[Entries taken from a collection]
******
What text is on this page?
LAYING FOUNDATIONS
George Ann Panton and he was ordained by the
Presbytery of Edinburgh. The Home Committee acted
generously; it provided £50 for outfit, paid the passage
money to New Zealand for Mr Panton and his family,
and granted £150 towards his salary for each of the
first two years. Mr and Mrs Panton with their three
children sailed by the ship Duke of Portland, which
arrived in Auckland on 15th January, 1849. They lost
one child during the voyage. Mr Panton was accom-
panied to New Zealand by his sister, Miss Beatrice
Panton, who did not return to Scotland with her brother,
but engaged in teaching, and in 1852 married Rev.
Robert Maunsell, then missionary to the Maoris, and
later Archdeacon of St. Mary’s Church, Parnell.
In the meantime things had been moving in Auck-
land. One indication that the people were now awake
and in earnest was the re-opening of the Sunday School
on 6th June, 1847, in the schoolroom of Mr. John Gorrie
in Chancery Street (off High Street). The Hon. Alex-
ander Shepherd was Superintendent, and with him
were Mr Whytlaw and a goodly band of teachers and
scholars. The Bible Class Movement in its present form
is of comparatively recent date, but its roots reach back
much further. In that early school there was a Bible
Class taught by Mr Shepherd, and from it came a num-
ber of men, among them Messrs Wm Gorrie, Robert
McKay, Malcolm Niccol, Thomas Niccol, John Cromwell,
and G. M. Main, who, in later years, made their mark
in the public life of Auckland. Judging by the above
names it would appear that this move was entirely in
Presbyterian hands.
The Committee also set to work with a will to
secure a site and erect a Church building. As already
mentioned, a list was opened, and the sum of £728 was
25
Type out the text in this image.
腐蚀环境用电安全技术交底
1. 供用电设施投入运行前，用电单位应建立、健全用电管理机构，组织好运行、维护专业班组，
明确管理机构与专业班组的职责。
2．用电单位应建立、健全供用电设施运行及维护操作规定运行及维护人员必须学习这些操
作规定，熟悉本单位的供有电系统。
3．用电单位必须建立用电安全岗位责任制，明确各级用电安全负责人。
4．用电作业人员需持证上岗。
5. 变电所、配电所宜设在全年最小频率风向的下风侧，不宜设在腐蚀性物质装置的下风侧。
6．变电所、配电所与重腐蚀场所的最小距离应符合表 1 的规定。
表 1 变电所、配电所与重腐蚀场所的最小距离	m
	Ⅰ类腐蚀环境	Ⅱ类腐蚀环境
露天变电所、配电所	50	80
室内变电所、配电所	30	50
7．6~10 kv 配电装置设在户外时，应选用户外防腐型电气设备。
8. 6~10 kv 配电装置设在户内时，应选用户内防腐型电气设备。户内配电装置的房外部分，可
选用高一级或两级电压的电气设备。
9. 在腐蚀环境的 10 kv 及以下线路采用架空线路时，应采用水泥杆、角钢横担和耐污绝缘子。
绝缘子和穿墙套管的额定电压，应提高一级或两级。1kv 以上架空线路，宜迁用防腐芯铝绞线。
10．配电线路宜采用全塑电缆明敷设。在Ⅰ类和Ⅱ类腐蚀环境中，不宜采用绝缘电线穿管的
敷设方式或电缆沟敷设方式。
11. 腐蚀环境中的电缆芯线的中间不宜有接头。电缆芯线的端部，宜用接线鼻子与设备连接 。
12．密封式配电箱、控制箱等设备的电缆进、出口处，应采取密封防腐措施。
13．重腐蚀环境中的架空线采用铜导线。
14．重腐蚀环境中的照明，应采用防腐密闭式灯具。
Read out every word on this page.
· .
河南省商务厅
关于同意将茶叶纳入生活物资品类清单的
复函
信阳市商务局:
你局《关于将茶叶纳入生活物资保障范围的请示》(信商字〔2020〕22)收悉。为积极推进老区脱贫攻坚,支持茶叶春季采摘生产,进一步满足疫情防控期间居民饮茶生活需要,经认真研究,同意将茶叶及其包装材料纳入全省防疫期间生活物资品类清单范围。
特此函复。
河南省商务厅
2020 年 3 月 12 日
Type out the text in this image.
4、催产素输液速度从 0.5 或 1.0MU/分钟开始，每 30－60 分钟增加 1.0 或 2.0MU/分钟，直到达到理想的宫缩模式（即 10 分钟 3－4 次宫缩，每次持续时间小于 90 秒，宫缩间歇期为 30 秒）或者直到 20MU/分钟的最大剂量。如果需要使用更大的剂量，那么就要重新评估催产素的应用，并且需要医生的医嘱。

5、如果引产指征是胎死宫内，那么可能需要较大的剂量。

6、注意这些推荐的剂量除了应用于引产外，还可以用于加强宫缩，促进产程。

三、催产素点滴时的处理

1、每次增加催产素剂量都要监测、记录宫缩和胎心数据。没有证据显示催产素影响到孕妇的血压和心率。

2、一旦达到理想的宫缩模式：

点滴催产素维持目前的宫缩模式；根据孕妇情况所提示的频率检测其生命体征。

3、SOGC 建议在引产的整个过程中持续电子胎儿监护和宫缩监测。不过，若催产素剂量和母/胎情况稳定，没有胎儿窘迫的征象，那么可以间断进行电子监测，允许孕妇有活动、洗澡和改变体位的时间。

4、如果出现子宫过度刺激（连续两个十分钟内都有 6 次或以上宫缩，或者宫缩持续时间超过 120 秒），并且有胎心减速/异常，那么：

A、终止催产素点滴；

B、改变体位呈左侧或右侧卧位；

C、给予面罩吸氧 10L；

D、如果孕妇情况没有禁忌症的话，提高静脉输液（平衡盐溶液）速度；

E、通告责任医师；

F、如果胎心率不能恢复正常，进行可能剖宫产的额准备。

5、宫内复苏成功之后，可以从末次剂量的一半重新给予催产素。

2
******
Task to carry out:
Reproduce all the data word for word.

Answer to this problem:
What text is on this page?
LAYING FOUNDATIONS
George Ann Panton and he was ordained by the
Presbytery of Edinburgh. The Home Committee acted
generously; it provided £50 for outfit, paid the passage
money to New Zealand for Mr Panton and his family,
and granted £150 towards his salary for each of the
first two years. Mr and Mrs Panton with their three
children sailed by the ship Duke of Portland, which
arrived in Auckland on 15th January, 1849. They lost
one child during the voyage. Mr Panton was accom-
panied to New Zealand by his sister, Miss Beatrice
Panton, who did not return to Scotland with her brother,
but engaged in teaching, and in 1852 married Rev.
Robert Maunsell, then missionary to the Maoris, and
later Archdeacon of St. Mary’s Church, Parnell.
In the meantime things had been moving in Auck-
land. One indication that the people were now awake
and in earnest was the re-opening of the Sunday School
on 6th June, 1847, in the schoolroom of Mr. John Gorrie
in Chancery Street (off High Street). The Hon. Alex-
ander Shepherd was Superintendent, and with him
were Mr Whytlaw and a goodly band of teachers and
scholars. The Bible Class Movement in its present form
is of comparatively recent date, but its roots reach back
much further. In that early school there was a Bible
Class taught by Mr Shepherd, and from it came a num-
ber of men, among them Messrs Wm Gorrie, Robert
McKay, Malcolm Niccol, Thomas Niccol, John Cromwell,
and G. M. Main, who, in later years, made their mark
in the public life of Auckland. Judging by the above
names it would appear that this move was entirely in
Presbyterian hands.
The Committee also set to work with a will to
secure a site and erect a Church building. As already
mentioned, a list was opened, and the sum of £728 was
25
Type out the text in this image.
腐蚀环境用电安全技术交底
1. 供用电设施投入运行前，用电单位应建立、健全用电管理机构，组织好运行、维护专业班组，
明确管理机构与专业班组的职责。
2．用电单位应建立、健全供用电设施运行及维护操作规定运行及维护人员必须学习这些操
作规定，熟悉本单位的供有电系统。
3．用电单位必须建立用电安全岗位责任制，明确各级用电安全负责人。
4．用电作业人员需持证上岗。
5. 变电所、配电所宜设在全年最小频率风向的下风侧，不宜设在腐蚀性物质装置的下风侧。
6．变电所、配电所与重腐蚀场所的最小距离应符合表 1 的规定。
表 1 变电所、配电所与重腐蚀场所的最小距离	m
	Ⅰ类腐蚀环境	Ⅱ类腐蚀环境
露天变电所、配电所	50	80
室内变电所、配电所	30	50
7．6~10 kv 配电装置设在户外时，应选用户外防腐型电气设备。
8. 6~10 kv 配电装置设在户内时，应选用户内防腐型电气设备。户内配电装置的房外部分，可
选用高一级或两级电压的电气设备。
9. 在腐蚀环境的 10 kv 及以下线路采用架空线路时，应采用水泥杆、角钢横担和耐污绝缘子。
绝缘子和穿墙套管的额定电压，应提高一级或两级。1kv 以上架空线路，宜迁用防腐芯铝绞线。
10．配电线路宜采用全塑电缆明敷设。在Ⅰ类和Ⅱ类腐蚀环境中，不宜采用绝缘电线穿管的
敷设方式或电缆沟敷设方式。
11. 腐蚀环境中的电缆芯线的中间不宜有接头。电缆芯线的端部，宜用接线鼻子与设备连接 。
12．密封式配电箱、控制箱等设备的电缆进、出口处，应采取密封防腐措施。
13．重腐蚀环境中的架空线采用铜导线。
14．重腐蚀环境中的照明，应采用防腐密闭式灯具。
Read out every word on this page.
· .
河南省商务厅
关于同意将茶叶纳入生活物资品类清单的
复函
信阳市商务局:
你局《关于将茶叶纳入生活物资保障范围的请示》(信商字〔2020〕22)收悉。为积极推进老区脱贫攻坚,支持茶叶春季采摘生产,进一步满足疫情防控期间居民饮茶生活需要,经认真研究,同意将茶叶及其包装材料纳入全省防疫期间生活物资品类清单范围。
特此函复。
河南省商务厅
2020 年 3 月 12 日
Type out the text in this image.
4、催产素输液速度从 0.5 或 1.0MU/分钟开始，每 30－60 分钟增加 1.0 或 2.0MU/分钟，直到达到理想的宫缩模式（即 10 分钟 3－4 次宫缩，每次持续时间小于 90 秒，宫缩间歇期为 30 秒）或者直到 20MU/分钟的最大剂量。如果需要使用更大的剂量，那么就要重新评估催产素的应用，并且需要医生的医嘱。

5、如果引产指征是胎死宫内，那么可能需要较大的剂量。

6、注意这些推荐的剂量除了应用于引产外，还可以用于加强宫缩，促进产程。

三、催产素点滴时的处理

1、每次增加催产素剂量都要监测、记录宫缩和胎心数据。没有证据显示催产素影响到孕妇的血压和心率。

2、一旦达到理想的宫缩模式：

点滴催产素维持目前的宫缩模式；根据孕妇情况所提示的频率检测其生命体征。

3、SOGC 建议在引产的整个过程中持续电子胎儿监护和宫缩监测。不过，若催产素剂量和母/胎情况稳定，没有胎儿窘迫的征象，那么可以间断进行电子监测，允许孕妇有活动、洗澡和改变体位的时间。

4、如果出现子宫过度刺激（连续两个十分钟内都有 6 次或以上宫缩，或者宫缩持续时间超过 120 秒），并且有胎心减速/异常，那么：

A、终止催产素点滴；

B、改变体位呈左侧或右侧卧位；

C、给予面罩吸氧 10L；

D、如果孕妇情况没有禁忌症的话，提高静脉输液（平衡盐溶液）速度；

E、通告责任医师；

F、如果胎心率不能恢复正常，进行可能剖宫产的额准备。

5、宫内复苏成功之后，可以从末次剂量的一半重新给予催产素。

2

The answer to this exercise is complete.